• Given task: Count how many lines contain "placement" and reply with that number only.

(Figure contents as structured data)
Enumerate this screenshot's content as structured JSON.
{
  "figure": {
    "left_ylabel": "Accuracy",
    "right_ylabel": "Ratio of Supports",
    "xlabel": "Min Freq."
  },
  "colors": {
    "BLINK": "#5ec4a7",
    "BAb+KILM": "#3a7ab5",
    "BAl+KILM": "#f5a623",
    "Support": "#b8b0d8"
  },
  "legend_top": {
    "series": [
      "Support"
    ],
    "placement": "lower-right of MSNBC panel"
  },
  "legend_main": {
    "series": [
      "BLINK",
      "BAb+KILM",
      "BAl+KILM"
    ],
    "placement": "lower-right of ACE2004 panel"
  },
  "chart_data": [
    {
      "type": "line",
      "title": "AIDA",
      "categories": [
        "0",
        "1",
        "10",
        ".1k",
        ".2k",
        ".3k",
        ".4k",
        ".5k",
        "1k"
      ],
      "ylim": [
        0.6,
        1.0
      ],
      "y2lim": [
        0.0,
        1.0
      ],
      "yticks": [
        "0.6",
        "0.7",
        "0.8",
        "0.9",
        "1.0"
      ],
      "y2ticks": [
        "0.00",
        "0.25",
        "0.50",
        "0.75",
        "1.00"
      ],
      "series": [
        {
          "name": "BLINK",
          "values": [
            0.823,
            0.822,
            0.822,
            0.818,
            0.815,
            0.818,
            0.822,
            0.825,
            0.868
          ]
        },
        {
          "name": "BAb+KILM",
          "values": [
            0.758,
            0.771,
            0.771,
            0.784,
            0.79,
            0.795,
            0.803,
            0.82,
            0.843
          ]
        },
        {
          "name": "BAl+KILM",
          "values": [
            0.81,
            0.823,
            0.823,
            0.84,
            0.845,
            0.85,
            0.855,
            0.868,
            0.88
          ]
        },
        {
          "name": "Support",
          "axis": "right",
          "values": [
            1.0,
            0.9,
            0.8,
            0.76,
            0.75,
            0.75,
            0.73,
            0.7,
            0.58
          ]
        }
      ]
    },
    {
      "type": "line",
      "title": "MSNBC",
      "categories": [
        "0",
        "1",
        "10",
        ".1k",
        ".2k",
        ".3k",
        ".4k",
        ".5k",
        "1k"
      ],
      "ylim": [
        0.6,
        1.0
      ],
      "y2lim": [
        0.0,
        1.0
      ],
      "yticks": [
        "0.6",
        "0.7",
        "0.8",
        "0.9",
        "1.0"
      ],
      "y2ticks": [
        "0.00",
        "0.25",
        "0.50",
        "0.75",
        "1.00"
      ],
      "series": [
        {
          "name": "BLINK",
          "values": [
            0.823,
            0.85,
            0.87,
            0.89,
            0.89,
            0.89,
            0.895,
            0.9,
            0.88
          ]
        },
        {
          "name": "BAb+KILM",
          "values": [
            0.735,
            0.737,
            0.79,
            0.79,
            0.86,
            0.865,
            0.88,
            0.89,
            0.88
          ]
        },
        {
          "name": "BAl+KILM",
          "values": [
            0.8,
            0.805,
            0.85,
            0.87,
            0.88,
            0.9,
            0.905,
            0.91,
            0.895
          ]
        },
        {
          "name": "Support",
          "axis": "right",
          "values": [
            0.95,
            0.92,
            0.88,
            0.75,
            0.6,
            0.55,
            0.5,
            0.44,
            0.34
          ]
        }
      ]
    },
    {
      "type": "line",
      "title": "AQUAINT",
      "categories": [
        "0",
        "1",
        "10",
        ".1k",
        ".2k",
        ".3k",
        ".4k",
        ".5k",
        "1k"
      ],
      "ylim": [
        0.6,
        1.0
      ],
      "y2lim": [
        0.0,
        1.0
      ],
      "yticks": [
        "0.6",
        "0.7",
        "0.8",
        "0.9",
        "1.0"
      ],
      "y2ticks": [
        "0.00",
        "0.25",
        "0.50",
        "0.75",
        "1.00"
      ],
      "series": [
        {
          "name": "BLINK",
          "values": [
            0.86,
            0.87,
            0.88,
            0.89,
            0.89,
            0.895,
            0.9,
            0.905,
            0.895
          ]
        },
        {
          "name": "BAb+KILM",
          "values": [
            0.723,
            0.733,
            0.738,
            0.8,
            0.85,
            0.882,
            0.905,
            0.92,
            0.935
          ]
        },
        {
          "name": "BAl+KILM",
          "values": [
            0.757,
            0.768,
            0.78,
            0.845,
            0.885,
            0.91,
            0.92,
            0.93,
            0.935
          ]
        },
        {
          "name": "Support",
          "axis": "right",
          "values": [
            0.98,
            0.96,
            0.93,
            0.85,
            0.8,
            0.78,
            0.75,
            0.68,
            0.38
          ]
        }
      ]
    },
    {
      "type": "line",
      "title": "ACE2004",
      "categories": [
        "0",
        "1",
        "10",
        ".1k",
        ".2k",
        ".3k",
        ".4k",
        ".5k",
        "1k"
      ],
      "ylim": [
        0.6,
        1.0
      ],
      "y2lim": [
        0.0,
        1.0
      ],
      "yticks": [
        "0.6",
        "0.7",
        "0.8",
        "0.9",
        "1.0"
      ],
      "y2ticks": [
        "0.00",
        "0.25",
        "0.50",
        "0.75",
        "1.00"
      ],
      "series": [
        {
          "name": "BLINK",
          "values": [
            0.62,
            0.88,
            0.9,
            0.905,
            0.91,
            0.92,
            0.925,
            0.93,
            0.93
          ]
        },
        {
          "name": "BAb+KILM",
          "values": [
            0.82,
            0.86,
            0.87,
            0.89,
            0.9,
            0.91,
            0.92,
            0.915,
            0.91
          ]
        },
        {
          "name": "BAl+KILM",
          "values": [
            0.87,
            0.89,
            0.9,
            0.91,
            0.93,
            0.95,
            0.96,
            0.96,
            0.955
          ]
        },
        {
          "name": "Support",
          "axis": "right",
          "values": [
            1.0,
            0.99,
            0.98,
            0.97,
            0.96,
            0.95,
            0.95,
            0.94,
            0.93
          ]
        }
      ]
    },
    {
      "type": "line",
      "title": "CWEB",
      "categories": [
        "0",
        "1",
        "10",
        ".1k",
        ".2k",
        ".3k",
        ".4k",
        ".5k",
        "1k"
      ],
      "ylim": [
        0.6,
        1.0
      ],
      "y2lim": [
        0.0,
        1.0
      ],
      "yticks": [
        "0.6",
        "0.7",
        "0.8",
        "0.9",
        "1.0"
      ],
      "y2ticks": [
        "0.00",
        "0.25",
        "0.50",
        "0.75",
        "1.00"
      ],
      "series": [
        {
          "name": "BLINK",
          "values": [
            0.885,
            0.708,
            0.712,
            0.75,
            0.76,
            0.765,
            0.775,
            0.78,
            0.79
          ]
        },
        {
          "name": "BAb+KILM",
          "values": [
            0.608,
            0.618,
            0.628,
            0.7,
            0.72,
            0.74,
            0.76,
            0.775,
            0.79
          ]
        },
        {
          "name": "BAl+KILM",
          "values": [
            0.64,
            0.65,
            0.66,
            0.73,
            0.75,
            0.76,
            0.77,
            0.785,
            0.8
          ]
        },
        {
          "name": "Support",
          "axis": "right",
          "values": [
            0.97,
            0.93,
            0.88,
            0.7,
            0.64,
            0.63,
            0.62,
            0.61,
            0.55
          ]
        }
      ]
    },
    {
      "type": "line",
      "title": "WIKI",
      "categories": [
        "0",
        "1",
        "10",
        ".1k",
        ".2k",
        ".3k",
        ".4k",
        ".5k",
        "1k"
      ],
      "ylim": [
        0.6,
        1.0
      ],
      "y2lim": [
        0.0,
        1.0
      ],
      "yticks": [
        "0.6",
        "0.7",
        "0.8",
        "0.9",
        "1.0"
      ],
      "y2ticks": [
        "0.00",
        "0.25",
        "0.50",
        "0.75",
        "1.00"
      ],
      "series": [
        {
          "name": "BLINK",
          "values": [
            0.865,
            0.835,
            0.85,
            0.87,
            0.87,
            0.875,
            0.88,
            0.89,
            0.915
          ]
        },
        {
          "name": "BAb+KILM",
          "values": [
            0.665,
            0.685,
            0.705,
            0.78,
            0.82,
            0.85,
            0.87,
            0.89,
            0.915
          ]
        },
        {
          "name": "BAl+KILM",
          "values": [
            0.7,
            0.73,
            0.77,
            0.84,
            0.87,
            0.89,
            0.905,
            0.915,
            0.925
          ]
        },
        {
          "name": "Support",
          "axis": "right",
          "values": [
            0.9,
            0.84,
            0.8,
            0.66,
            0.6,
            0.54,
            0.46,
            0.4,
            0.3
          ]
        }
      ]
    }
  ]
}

• Problem solution: 2